* [Short exercise]: The required result is the exact run of lines beginning at the one containing "Convert this screenshot" and ending at the last line of the entries.

* [Stored rows]:
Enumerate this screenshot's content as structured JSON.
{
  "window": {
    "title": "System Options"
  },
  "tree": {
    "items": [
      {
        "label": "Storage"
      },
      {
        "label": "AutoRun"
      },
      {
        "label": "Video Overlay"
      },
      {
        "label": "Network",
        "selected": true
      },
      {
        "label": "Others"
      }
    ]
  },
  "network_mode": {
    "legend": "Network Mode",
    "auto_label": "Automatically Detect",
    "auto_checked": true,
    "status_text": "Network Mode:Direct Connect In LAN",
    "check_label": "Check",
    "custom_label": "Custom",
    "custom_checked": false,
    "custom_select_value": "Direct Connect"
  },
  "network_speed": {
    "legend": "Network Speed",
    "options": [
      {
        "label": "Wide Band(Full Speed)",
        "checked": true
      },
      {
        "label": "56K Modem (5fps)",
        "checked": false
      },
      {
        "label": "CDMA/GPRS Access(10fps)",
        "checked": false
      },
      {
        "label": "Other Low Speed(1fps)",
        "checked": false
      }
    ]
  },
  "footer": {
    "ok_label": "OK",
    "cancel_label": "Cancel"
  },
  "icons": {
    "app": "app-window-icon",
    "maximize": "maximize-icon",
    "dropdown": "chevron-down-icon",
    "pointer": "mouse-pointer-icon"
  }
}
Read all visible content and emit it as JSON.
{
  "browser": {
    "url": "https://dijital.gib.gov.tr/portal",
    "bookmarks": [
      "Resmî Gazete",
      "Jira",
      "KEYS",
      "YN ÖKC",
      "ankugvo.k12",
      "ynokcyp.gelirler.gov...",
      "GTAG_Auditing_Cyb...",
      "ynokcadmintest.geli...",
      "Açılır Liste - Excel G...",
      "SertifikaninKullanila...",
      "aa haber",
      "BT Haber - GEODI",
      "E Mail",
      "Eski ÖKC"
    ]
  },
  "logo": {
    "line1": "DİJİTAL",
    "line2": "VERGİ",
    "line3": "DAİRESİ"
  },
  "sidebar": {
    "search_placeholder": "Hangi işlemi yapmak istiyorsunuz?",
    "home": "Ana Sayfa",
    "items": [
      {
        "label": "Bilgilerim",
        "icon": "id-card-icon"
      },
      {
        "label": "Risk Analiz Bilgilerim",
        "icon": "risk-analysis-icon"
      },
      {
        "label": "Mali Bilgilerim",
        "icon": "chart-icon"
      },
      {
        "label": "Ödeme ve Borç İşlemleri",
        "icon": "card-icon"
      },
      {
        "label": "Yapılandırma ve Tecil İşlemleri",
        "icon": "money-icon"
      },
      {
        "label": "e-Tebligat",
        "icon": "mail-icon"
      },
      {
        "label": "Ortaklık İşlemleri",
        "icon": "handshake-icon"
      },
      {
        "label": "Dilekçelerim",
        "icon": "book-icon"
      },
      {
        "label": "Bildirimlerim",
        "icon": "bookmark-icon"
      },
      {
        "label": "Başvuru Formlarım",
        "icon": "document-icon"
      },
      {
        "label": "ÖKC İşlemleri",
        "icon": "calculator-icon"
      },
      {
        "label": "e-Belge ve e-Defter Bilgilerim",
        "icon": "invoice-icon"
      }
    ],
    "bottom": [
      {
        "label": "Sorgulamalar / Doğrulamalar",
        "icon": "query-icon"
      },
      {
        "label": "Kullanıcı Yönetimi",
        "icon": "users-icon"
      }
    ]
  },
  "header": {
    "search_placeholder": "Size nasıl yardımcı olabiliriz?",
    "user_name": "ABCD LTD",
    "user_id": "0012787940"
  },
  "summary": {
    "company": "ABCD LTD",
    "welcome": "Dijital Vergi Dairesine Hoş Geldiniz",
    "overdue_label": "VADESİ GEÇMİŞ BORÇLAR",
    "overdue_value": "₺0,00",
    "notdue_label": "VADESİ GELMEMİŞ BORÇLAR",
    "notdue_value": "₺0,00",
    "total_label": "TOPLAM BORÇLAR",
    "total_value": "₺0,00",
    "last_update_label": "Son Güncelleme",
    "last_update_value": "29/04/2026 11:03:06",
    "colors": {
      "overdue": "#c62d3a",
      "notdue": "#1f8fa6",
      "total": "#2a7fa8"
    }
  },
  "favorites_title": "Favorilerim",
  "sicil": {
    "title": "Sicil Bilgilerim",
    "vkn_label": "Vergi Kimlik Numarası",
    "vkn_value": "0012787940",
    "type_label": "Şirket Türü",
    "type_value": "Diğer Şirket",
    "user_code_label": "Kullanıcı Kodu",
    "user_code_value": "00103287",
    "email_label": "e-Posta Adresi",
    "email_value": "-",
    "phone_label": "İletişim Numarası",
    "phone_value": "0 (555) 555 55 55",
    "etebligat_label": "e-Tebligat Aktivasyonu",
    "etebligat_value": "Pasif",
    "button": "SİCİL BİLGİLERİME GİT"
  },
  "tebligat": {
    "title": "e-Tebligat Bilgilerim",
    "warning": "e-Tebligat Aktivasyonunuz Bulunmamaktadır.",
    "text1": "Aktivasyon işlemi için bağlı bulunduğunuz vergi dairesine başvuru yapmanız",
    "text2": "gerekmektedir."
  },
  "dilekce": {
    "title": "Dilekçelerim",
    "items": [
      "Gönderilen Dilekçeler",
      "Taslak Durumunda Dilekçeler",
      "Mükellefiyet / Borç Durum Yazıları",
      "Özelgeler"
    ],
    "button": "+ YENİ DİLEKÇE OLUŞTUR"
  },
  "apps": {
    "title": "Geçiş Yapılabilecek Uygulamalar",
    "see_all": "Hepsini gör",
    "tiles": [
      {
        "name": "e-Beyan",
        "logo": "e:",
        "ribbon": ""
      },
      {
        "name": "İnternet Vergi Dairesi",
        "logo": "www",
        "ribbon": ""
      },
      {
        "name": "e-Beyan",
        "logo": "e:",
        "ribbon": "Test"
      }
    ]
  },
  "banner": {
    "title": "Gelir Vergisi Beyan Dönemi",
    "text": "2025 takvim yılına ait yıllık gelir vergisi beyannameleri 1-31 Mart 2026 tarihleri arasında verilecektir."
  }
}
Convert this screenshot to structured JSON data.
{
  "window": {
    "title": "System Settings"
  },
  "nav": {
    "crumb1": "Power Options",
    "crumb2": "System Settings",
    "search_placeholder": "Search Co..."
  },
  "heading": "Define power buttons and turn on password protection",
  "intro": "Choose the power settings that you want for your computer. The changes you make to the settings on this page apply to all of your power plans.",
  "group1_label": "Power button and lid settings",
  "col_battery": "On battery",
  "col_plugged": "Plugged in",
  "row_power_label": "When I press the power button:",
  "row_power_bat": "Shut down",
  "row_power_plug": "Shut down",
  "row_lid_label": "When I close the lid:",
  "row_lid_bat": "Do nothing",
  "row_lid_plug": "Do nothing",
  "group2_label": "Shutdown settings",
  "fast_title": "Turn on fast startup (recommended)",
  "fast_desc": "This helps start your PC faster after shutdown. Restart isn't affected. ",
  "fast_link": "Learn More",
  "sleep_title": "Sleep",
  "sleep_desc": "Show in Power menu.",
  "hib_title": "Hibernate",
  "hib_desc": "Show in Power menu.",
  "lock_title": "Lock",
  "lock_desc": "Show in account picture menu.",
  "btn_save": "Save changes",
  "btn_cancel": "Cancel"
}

* [Task response]:
Convert this screenshot to structured JSON data.
{
  "window": {
    "title": "System Settings"
  },
  "nav": {
    "crumb1": "Power Options",
    "crumb2": "System Settings",
    "search_placeholder": "Search Co..."
  },
  "heading": "Define power buttons and turn on password protection",
  "intro": "Choose the power settings that you want for your computer. The changes you make to the settings on this page apply to all of your power plans.",
  "group1_label": "Power button and lid settings",
  "col_battery": "On battery",
  "col_plugged": "Plugged in",
  "row_power_label": "When I press the power button:",
  "row_power_bat": "Shut down",
  "row_power_plug": "Shut down",
  "row_lid_label": "When I close the lid:",
  "row_lid_bat": "Do nothing",
  "row_lid_plug": "Do nothing",
  "group2_label": "Shutdown settings",
  "fast_title": "Turn on fast startup (recommended)",
  "fast_desc": "This helps start your PC faster after shutdown. Restart isn't affected. ",
  "fast_link": "Learn More",
  "sleep_title": "Sleep",
  "sleep_desc": "Show in Power menu.",
  "hib_title": "Hibernate",
  "hib_desc": "Show in Power menu.",
  "lock_title": "Lock",
  "lock_desc": "Show in account picture menu.",
  "btn_save": "Save changes",
  "btn_cancel": "Cancel"
}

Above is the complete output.